The problem:
Transcribe the records below exactly as they appear.

Data supplied:
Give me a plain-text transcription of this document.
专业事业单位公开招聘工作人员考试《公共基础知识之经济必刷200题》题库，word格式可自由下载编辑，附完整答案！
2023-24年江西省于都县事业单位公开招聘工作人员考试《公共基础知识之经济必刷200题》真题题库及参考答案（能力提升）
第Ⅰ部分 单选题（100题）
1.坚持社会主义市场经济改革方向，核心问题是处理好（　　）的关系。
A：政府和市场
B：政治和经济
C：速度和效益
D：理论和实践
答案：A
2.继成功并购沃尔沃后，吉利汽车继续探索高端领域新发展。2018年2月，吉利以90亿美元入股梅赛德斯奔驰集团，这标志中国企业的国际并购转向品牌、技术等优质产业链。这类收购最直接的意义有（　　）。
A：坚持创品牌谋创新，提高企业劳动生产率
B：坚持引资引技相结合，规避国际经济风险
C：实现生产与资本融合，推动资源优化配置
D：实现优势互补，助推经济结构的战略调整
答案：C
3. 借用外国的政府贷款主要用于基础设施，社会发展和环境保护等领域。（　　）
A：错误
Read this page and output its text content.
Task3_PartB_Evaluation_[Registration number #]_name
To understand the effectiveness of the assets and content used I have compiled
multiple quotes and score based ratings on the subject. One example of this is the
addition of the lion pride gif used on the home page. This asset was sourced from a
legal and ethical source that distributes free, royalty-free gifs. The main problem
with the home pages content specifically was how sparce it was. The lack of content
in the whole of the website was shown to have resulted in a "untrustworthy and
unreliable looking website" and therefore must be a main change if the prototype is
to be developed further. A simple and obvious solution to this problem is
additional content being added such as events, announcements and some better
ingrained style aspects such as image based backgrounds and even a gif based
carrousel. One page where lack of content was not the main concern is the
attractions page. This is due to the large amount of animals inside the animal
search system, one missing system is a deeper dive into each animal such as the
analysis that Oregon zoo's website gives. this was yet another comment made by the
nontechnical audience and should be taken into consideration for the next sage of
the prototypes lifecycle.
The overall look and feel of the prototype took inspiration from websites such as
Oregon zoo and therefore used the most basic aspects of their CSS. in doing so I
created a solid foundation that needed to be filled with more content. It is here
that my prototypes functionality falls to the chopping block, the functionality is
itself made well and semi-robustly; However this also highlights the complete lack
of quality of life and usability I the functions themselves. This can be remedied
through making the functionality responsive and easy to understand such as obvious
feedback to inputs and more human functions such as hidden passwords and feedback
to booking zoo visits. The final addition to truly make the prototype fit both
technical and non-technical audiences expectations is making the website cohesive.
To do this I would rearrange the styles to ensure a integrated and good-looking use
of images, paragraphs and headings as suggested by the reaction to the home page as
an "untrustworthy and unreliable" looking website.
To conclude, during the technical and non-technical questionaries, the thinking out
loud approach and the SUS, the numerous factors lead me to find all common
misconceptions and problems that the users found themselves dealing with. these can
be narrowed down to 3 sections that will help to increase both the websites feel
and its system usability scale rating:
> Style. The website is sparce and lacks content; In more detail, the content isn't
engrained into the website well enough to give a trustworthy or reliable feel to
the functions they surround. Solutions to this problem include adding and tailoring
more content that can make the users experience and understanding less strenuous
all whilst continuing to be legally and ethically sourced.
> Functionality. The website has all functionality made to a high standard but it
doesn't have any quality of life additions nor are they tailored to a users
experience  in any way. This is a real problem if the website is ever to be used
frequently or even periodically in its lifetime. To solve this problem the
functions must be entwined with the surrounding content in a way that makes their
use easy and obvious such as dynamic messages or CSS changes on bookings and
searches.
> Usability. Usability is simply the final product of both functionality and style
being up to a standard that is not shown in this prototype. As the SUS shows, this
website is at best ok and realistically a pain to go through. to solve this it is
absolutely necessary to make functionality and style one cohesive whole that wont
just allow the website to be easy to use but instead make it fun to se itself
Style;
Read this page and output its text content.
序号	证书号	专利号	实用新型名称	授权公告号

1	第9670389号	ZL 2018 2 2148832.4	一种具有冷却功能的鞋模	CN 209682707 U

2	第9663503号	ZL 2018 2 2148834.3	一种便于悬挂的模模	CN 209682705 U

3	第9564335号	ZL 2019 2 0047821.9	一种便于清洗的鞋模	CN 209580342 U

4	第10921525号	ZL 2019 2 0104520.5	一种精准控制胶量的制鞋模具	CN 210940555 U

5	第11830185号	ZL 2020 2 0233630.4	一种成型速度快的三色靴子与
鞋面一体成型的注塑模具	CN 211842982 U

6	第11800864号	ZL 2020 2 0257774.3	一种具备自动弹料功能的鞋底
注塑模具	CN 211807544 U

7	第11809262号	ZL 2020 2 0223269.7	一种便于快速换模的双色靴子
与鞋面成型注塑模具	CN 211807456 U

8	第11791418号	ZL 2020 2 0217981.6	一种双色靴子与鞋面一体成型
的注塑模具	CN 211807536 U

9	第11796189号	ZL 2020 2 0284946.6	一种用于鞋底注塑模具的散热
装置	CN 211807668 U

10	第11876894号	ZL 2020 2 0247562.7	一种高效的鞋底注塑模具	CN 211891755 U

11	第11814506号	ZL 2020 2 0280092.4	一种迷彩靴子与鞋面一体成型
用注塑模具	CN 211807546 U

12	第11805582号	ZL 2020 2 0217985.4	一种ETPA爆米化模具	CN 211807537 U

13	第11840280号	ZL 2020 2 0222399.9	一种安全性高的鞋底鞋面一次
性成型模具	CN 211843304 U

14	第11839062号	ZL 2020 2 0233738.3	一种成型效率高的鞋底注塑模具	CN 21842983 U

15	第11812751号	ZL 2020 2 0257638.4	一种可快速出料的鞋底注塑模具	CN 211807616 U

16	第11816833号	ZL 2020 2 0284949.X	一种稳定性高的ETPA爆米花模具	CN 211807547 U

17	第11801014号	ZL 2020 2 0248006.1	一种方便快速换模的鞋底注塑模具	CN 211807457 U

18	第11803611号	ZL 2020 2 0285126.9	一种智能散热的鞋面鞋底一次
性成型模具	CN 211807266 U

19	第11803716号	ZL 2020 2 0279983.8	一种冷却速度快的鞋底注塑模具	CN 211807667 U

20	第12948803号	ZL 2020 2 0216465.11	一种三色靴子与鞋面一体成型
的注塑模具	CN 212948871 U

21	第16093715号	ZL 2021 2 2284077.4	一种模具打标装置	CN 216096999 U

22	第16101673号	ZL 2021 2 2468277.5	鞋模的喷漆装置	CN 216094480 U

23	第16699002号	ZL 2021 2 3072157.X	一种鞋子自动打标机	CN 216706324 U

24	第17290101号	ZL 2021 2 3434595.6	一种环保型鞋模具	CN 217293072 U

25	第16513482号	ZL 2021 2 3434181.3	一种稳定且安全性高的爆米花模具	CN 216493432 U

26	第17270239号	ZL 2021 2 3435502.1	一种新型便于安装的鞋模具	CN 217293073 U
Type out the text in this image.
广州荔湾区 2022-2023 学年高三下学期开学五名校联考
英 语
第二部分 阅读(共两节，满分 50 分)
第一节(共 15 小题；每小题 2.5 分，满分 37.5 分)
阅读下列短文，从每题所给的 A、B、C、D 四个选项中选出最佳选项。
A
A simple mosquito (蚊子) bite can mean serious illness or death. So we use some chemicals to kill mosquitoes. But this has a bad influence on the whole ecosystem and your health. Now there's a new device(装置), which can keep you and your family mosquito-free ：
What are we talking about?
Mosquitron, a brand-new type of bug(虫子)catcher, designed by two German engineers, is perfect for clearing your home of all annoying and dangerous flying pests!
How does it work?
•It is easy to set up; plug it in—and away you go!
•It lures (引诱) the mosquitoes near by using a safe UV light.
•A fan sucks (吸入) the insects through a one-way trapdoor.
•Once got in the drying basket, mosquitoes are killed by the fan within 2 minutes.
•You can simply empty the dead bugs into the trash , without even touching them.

Complete response:
Give me a plain-text transcription of this document.
专业事业单位公开招聘工作人员考试《公共基础知识之经济必刷200题》题库，word格式可自由下载编辑，附完整答案！
2023-24年江西省于都县事业单位公开招聘工作人员考试《公共基础知识之经济必刷200题》真题题库及参考答案（能力提升）
第Ⅰ部分 单选题（100题）
1.坚持社会主义市场经济改革方向，核心问题是处理好（　　）的关系。
A：政府和市场
B：政治和经济
C：速度和效益
D：理论和实践
答案：A
2.继成功并购沃尔沃后，吉利汽车继续探索高端领域新发展。2018年2月，吉利以90亿美元入股梅赛德斯奔驰集团，这标志中国企业的国际并购转向品牌、技术等优质产业链。这类收购最直接的意义有（　　）。
A：坚持创品牌谋创新，提高企业劳动生产率
B：坚持引资引技相结合，规避国际经济风险
C：实现生产与资本融合，推动资源优化配置
D：实现优势互补，助推经济结构的战略调整
答案：C
3. 借用外国的政府贷款主要用于基础设施，社会发展和环境保护等领域。（　　）
A：错误
Read this page and output its text content.
Task3_PartB_Evaluation_[Registration number #]_name
To understand the effectiveness of the assets and content used I have compiled
multiple quotes and score based ratings on the subject. One example of this is the
addition of the lion pride gif used on the home page. This asset was sourced from a
legal and ethical source that distributes free, royalty-free gifs. The main problem
with the home pages content specifically was how sparce it was. The lack of content
in the whole of the website was shown to have resulted in a "untrustworthy and
unreliable looking website" and therefore must be a main change if the prototype is
to be developed further. A simple and obvious solution to this problem is
additional content being added such as events, announcements and some better
ingrained style aspects such as image based backgrounds and even a gif based
carrousel. One page where lack of content was not the main concern is the
attractions page. This is due to the large amount of animals inside the animal
search system, one missing system is a deeper dive into each animal such as the
analysis that Oregon zoo's website gives. this was yet another comment made by the
nontechnical audience and should be taken into consideration for the next sage of
the prototypes lifecycle.
The overall look and feel of the prototype took inspiration from websites such as
Oregon zoo and therefore used the most basic aspects of their CSS. in doing so I
created a solid foundation that needed to be filled with more content. It is here
that my prototypes functionality falls to the chopping block, the functionality is
itself made well and semi-robustly; However this also highlights the complete lack
of quality of life and usability I the functions themselves. This can be remedied
through making the functionality responsive and easy to understand such as obvious
feedback to inputs and more human functions such as hidden passwords and feedback
to booking zoo visits. The final addition to truly make the prototype fit both
technical and non-technical audiences expectations is making the website cohesive.
To do this I would rearrange the styles to ensure a integrated and good-looking use
of images, paragraphs and headings as suggested by the reaction to the home page as
an "untrustworthy and unreliable" looking website.
To conclude, during the technical and non-technical questionaries, the thinking out
loud approach and the SUS, the numerous factors lead me to find all common
misconceptions and problems that the users found themselves dealing with. these can
be narrowed down to 3 sections that will help to increase both the websites feel
and its system usability scale rating:
> Style. The website is sparce and lacks content; In more detail, the content isn't
engrained into the website well enough to give a trustworthy or reliable feel to
the functions they surround. Solutions to this problem include adding and tailoring
more content that can make the users experience and understanding less strenuous
all whilst continuing to be legally and ethically sourced.
> Functionality. The website has all functionality made to a high standard but it
doesn't have any quality of life additions nor are they tailored to a users
experience  in any way. This is a real problem if the website is ever to be used
frequently or even periodically in its lifetime. To solve this problem the
functions must be entwined with the surrounding content in a way that makes their
use easy and obvious such as dynamic messages or CSS changes on bookings and
searches.
> Usability. Usability is simply the final product of both functionality and style
being up to a standard that is not shown in this prototype. As the SUS shows, this
website is at best ok and realistically a pain to go through. to solve this it is
absolutely necessary to make functionality and style one cohesive whole that wont
just allow the website to be easy to use but instead make it fun to se itself
Style;
Read this page and output its text content.
序号	证书号	专利号	实用新型名称	授权公告号

1	第9670389号	ZL 2018 2 2148832.4	一种具有冷却功能的鞋模	CN 209682707 U

2	第9663503号	ZL 2018 2 2148834.3	一种便于悬挂的模模	CN 209682705 U

3	第9564335号	ZL 2019 2 0047821.9	一种便于清洗的鞋模	CN 209580342 U

4	第10921525号	ZL 2019 2 0104520.5	一种精准控制胶量的制鞋模具	CN 210940555 U

5	第11830185号	ZL 2020 2 0233630.4	一种成型速度快的三色靴子与
鞋面一体成型的注塑模具	CN 211842982 U

6	第11800864号	ZL 2020 2 0257774.3	一种具备自动弹料功能的鞋底
注塑模具	CN 211807544 U

7	第11809262号	ZL 2020 2 0223269.7	一种便于快速换模的双色靴子
与鞋面成型注塑模具	CN 211807456 U

8	第11791418号	ZL 2020 2 0217981.6	一种双色靴子与鞋面一体成型
的注塑模具	CN 211807536 U

9	第11796189号	ZL 2020 2 0284946.6	一种用于鞋底注塑模具的散热
装置	CN 211807668 U

10	第11876894号	ZL 2020 2 0247562.7	一种高效的鞋底注塑模具	CN 211891755 U

11	第11814506号	ZL 2020 2 0280092.4	一种迷彩靴子与鞋面一体成型
用注塑模具	CN 211807546 U

12	第11805582号	ZL 2020 2 0217985.4	一种ETPA爆米化模具	CN 211807537 U

13	第11840280号	ZL 2020 2 0222399.9	一种安全性高的鞋底鞋面一次
性成型模具	CN 211843304 U

14	第11839062号	ZL 2020 2 0233738.3	一种成型效率高的鞋底注塑模具	CN 21842983 U

15	第11812751号	ZL 2020 2 0257638.4	一种可快速出料的鞋底注塑模具	CN 211807616 U

16	第11816833号	ZL 2020 2 0284949.X	一种稳定性高的ETPA爆米花模具	CN 211807547 U

17	第11801014号	ZL 2020 2 0248006.1	一种方便快速换模的鞋底注塑模具	CN 211807457 U

18	第11803611号	ZL 2020 2 0285126.9	一种智能散热的鞋面鞋底一次
性成型模具	CN 211807266 U

19	第11803716号	ZL 2020 2 0279983.8	一种冷却速度快的鞋底注塑模具	CN 211807667 U

20	第12948803号	ZL 2020 2 0216465.11	一种三色靴子与鞋面一体成型
的注塑模具	CN 212948871 U

21	第16093715号	ZL 2021 2 2284077.4	一种模具打标装置	CN 216096999 U

22	第16101673号	ZL 2021 2 2468277.5	鞋模的喷漆装置	CN 216094480 U

23	第16699002号	ZL 2021 2 3072157.X	一种鞋子自动打标机	CN 216706324 U

24	第17290101号	ZL 2021 2 3434595.6	一种环保型鞋模具	CN 217293072 U

25	第16513482号	ZL 2021 2 3434181.3	一种稳定且安全性高的爆米花模具	CN 216493432 U

26	第17270239号	ZL 2021 2 3435502.1	一种新型便于安装的鞋模具	CN 217293073 U
Type out the text in this image.
广州荔湾区 2022-2023 学年高三下学期开学五名校联考
英 语
第二部分 阅读(共两节，满分 50 分)
第一节(共 15 小题；每小题 2.5 分，满分 37.5 分)
阅读下列短文，从每题所给的 A、B、C、D 四个选项中选出最佳选项。
A
A simple mosquito (蚊子) bite can mean serious illness or death. So we use some chemicals to kill mosquitoes. But this has a bad influence on the whole ecosystem and your health. Now there's a new device(装置), which can keep you and your family mosquito-free ：
What are we talking about?
Mosquitron, a brand-new type of bug(虫子)catcher, designed by two German engineers, is perfect for clearing your home of all annoying and dangerous flying pests!
How does it work?
•It is easy to set up; plug it in—and away you go!
•It lures (引诱) the mosquitoes near by using a safe UV light.
•A fan sucks (吸入) the insects through a one-way trapdoor.
•Once got in the drying basket, mosquitoes are killed by the fan within 2 minutes.
•You can simply empty the dead bugs into the trash , without even touching them.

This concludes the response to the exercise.